WRITTEN TASK: Output only the lines from the one holding "OCR this image." to the end of the data below, please, copied exactly.

RECORDS PROVIDED:
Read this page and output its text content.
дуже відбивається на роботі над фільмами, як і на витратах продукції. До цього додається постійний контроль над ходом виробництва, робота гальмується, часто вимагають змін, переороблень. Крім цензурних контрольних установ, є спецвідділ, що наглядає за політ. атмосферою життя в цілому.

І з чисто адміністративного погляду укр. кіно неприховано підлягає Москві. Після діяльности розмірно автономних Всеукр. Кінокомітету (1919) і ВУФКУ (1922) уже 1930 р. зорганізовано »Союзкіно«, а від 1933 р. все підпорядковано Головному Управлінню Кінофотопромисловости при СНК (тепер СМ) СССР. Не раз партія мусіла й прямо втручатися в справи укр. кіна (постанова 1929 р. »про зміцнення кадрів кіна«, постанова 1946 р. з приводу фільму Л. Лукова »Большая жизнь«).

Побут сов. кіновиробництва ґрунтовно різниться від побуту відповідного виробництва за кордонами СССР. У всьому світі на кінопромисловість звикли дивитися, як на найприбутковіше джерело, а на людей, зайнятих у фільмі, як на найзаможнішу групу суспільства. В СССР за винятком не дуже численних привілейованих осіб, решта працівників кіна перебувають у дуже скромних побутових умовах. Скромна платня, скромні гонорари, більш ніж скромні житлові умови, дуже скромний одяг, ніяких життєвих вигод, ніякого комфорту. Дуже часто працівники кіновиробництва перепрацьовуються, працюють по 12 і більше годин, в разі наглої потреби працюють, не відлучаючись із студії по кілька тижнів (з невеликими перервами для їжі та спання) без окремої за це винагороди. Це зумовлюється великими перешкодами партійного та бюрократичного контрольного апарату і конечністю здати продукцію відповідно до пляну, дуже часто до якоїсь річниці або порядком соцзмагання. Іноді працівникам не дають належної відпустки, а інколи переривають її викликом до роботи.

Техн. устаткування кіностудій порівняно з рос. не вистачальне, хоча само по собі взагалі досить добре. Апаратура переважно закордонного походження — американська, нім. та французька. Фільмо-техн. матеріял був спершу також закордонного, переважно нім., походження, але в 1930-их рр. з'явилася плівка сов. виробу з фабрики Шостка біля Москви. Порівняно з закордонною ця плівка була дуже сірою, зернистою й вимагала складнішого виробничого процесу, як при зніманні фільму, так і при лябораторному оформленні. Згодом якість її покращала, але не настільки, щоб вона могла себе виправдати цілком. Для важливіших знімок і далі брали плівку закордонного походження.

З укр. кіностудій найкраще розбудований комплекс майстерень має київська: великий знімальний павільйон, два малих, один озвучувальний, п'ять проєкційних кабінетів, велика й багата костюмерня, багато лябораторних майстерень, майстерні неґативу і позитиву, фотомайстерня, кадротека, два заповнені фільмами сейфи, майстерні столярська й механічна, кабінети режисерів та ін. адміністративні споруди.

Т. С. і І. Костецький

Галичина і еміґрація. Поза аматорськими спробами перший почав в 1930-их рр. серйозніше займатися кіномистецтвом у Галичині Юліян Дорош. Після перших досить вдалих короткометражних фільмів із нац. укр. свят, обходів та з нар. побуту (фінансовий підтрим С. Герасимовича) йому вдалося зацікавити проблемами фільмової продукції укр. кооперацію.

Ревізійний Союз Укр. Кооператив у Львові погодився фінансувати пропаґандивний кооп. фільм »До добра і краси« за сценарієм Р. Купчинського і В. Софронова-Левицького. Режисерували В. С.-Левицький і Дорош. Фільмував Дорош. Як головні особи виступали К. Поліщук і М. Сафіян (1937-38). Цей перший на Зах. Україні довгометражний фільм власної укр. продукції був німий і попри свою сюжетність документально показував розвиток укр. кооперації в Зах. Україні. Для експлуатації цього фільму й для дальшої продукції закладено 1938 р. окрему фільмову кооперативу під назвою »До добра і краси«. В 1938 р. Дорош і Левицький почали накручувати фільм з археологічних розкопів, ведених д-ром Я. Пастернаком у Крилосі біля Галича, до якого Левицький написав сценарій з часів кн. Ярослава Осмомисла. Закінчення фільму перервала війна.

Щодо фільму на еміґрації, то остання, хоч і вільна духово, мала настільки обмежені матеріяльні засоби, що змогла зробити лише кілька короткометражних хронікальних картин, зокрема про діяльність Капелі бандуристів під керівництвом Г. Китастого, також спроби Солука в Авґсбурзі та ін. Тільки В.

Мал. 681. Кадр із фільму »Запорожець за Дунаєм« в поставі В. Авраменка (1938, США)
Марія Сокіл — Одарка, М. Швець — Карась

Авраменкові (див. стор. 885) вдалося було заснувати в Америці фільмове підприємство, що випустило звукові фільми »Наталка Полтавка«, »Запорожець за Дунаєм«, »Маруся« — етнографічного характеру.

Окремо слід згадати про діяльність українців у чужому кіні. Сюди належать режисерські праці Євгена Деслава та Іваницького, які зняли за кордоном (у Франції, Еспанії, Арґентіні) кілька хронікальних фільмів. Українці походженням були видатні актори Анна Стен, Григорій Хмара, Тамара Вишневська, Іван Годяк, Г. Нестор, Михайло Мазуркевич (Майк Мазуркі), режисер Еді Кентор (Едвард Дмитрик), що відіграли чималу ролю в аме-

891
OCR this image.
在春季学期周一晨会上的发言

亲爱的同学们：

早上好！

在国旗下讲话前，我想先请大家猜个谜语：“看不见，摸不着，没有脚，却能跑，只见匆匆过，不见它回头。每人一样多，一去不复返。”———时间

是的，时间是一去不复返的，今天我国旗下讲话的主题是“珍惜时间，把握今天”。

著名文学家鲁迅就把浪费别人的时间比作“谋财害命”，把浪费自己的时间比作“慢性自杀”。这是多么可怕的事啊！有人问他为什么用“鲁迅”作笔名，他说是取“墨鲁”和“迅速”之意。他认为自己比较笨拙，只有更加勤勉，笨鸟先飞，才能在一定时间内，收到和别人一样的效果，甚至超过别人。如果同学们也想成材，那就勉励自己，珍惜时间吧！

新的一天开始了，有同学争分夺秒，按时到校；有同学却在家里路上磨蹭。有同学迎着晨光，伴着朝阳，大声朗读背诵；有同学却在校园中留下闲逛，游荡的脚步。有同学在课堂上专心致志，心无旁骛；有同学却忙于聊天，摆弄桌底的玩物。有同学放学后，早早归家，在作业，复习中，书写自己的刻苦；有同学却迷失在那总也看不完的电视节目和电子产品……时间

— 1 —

SOLVED PROBLEM:
OCR this image.
在春季学期周一晨会上的发言

亲爱的同学们：

早上好！

在国旗下讲话前，我想先请大家猜个谜语：“看不见，摸不着，没有脚，却能跑，只见匆匆过，不见它回头。每人一样多，一去不复返。”———时间

是的，时间是一去不复返的，今天我国旗下讲话的主题是“珍惜时间，把握今天”。

著名文学家鲁迅就把浪费别人的时间比作“谋财害命”，把浪费自己的时间比作“慢性自杀”。这是多么可怕的事啊！有人问他为什么用“鲁迅”作笔名，他说是取“墨鲁”和“迅速”之意。他认为自己比较笨拙，只有更加勤勉，笨鸟先飞，才能在一定时间内，收到和别人一样的效果，甚至超过别人。如果同学们也想成材，那就勉励自己，珍惜时间吧！

新的一天开始了，有同学争分夺秒，按时到校；有同学却在家里路上磨蹭。有同学迎着晨光，伴着朝阳，大声朗读背诵；有同学却在校园中留下闲逛，游荡的脚步。有同学在课堂上专心致志，心无旁骛；有同学却忙于聊天，摆弄桌底的玩物。有同学放学后，早早归家，在作业，复习中，书写自己的刻苦；有同学却迷失在那总也看不完的电视节目和电子产品……时间

— 1 —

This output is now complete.